------ Recorded data

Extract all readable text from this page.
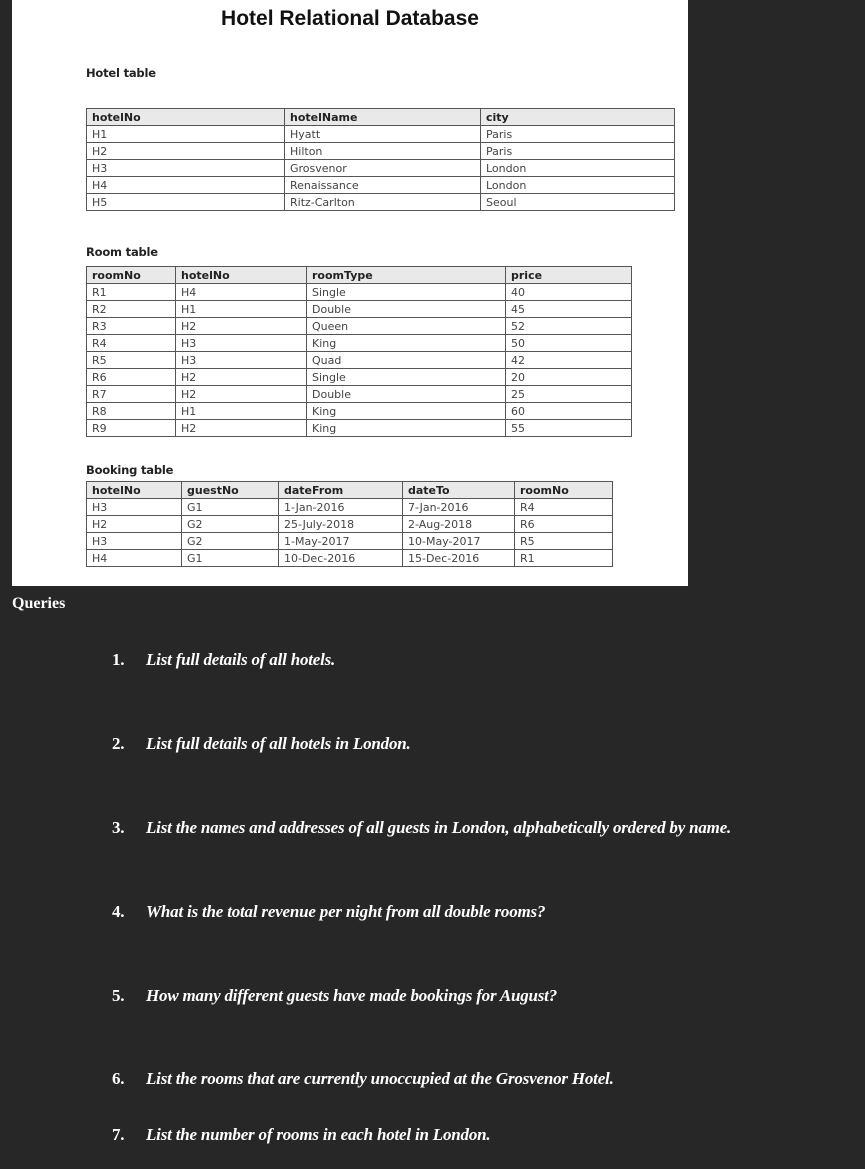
Hotel Relational Database
Hotel table
hotelNo	hotelName	city
H1	Hyatt	Paris
H2	Hilton	Paris
H3	Grosvenor	London
H4	Renaissance	London
H5	Ritz-Carlton	Seoul
Room table
roomNo	hotelNo	roomType	price
R1	H4	Single	40
R2	H1	Double	45
R3	H2	Queen	52
R4	H3	King	50
R5	H3	Quad	42
R6	H2	Single	20
R7	H2	Double	25
R8	H1	King	60
R9	H2	King	55
Booking table
hotelNo	guestNo	dateFrom	dateTo	roomNo
H3	G1	1-Jan-2016	7-Jan-2016	R4
H2	G2	25-July-2018	2-Aug-2018	R6
H3	G2	1-May-2017	10-May-2017	R5
H4	G1	10-Dec-2016	15-Dec-2016	R1
Queries
1. List full details of all hotels.
2. List full details of all hotels in London.
3. List the names and addresses of all guests in London, alphabetically ordered by name.
4. What is the total revenue per night from all double rooms?
5. How many different guests have made bookings for August?
6. List the rooms that are currently unoccupied at the Grosvenor Hotel.
7. List the number of rooms in each hotel in London.
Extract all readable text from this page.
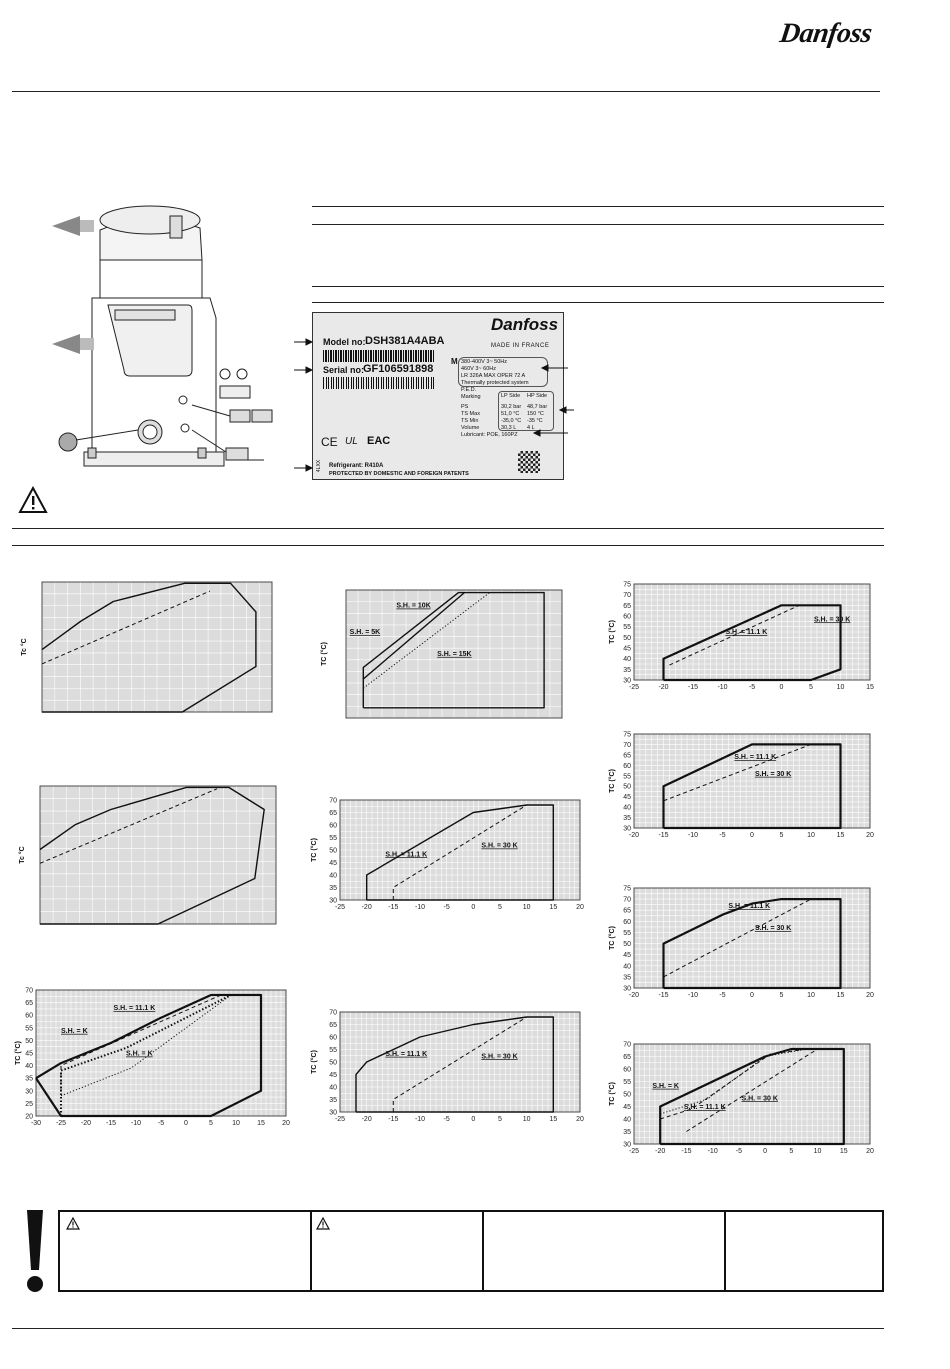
Danfoss
Model no: DSH381A4ABA
Serial no:
GF106591898
Danfoss
MADE IN FRANCE
M 380-400V 3~ 50Hz
460V 3~ 60Hz
LR 326A MAX OPER 72 A
Thermally protected system
P.E.D.
Marking	LP Side HP Side
PS	30,2 bar 48,7 bar
TS Max	51,0 °C 150 °C
TS Min	-35,0 °C -35 °C
Volume	30,3 L 4 L
Lubricant: POE, 160PZ
CE UL EAC
Refrigerant: R410A
PROTECTED BY DOMESTIC AND FOREIGN PATENTS
4LXX
Tc °C
Tc °C
-30 -25 -20 -15 -10 -5	0	5	10 15 20
20
25
30
35
40
45
50
55
60
65
70
S.H. = 11.1 K
S.H. = K
S.H. = K
TC (°C)
S.H. = 10K
S.H. = 5K
S.H. = 15K
TC (°C)
-25 -20 -15 -10	-5	0	5	10	15	20
30
35
40
45
50
55
60
65
70
S.H. = 11.1 K
S.H. = 30 K
TC (°C)
-25 -20 -15 -10	-5	0	5	10	15	20
30
35
40
45
50
55
60
65
70
S.H. = 11.1 K	S.H. = 30 K
TC (°C)
-25	-20	-15	-10	-5	0	5	10	15
30
35
40
45
50
55
60
65
70
75
S.H. = 30 K
S.H. = 11.1 K
TC (°C)
-20	-15	-10	-5	0	5	10	15	20
30
35
40
45
50
55
60
65
70
75
S.H. = 11.1 K
S.H. = 30 K
TC (°C)
-20	-15	-10	-5	0	5	10	15	20
30
35
40
45
50
55
60
65
70
75
S.H. = 11.1 K
S.H. = 30 K
TC (°C)
-25 -20 -15 -10	-5	0	5	10	15	20
30
35
40
45
50
55
60
65
70
S.H. = K
S.H. = 11.1 K
S.H. = 30 K
TC (°C)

------------

▸ Written request: Write out each entry exactly as given, omitting any picture.

▸ Exercise result:
Extract all readable text from this page.
Hotel Relational Database
Hotel table
hotelNo	hotelName	city
H1	Hyatt	Paris
H2	Hilton	Paris
H3	Grosvenor	London
H4	Renaissance	London
H5	Ritz-Carlton	Seoul
Room table
roomNo	hotelNo	roomType	price
R1	H4	Single	40
R2	H1	Double	45
R3	H2	Queen	52
R4	H3	King	50
R5	H3	Quad	42
R6	H2	Single	20
R7	H2	Double	25
R8	H1	King	60
R9	H2	King	55
Booking table
hotelNo	guestNo	dateFrom	dateTo	roomNo
H3	G1	1-Jan-2016	7-Jan-2016	R4
H2	G2	25-July-2018	2-Aug-2018	R6
H3	G2	1-May-2017	10-May-2017	R5
H4	G1	10-Dec-2016	15-Dec-2016	R1
Queries
1. List full details of all hotels.
2. List full details of all hotels in London.
3. List the names and addresses of all guests in London, alphabetically ordered by name.
4. What is the total revenue per night from all double rooms?
5. How many different guests have made bookings for August?
6. List the rooms that are currently unoccupied at the Grosvenor Hotel.
7. List the number of rooms in each hotel in London.
Extract all readable text from this page.
Danfoss
Model no: DSH381A4ABA
Serial no:
GF106591898
Danfoss
MADE IN FRANCE
M 380-400V 3~ 50Hz
460V 3~ 60Hz
LR 326A MAX OPER 72 A
Thermally protected system
P.E.D.
Marking	LP Side HP Side
PS	30,2 bar 48,7 bar
TS Max	51,0 °C 150 °C
TS Min	-35,0 °C -35 °C
Volume	30,3 L 4 L
Lubricant: POE, 160PZ
CE UL EAC
Refrigerant: R410A
PROTECTED BY DOMESTIC AND FOREIGN PATENTS
4LXX
Tc °C
Tc °C
-30 -25 -20 -15 -10 -5	0	5	10 15 20
20
25
30
35
40
45
50
55
60
65
70
S.H. = 11.1 K
S.H. = K
S.H. = K
TC (°C)
S.H. = 10K
S.H. = 5K
S.H. = 15K
TC (°C)
-25 -20 -15 -10	-5	0	5	10	15	20
30
35
40
45
50
55
60
65
70
S.H. = 11.1 K
S.H. = 30 K
TC (°C)
-25 -20 -15 -10	-5	0	5	10	15	20
30
35
40
45
50
55
60
65
70
S.H. = 11.1 K	S.H. = 30 K
TC (°C)
-25	-20	-15	-10	-5	0	5	10	15
30
35
40
45
50
55
60
65
70
75
S.H. = 30 K
S.H. = 11.1 K
TC (°C)
-20	-15	-10	-5	0	5	10	15	20
30
35
40
45
50
55
60
65
70
75
S.H. = 11.1 K
S.H. = 30 K
TC (°C)
-20	-15	-10	-5	0	5	10	15	20
30
35
40
45
50
55
60
65
70
75
S.H. = 11.1 K
S.H. = 30 K
TC (°C)
-25 -20 -15 -10	-5	0	5	10	15	20
30
35
40
45
50
55
60
65
70
S.H. = K
S.H. = 11.1 K
S.H. = 30 K
TC (°C)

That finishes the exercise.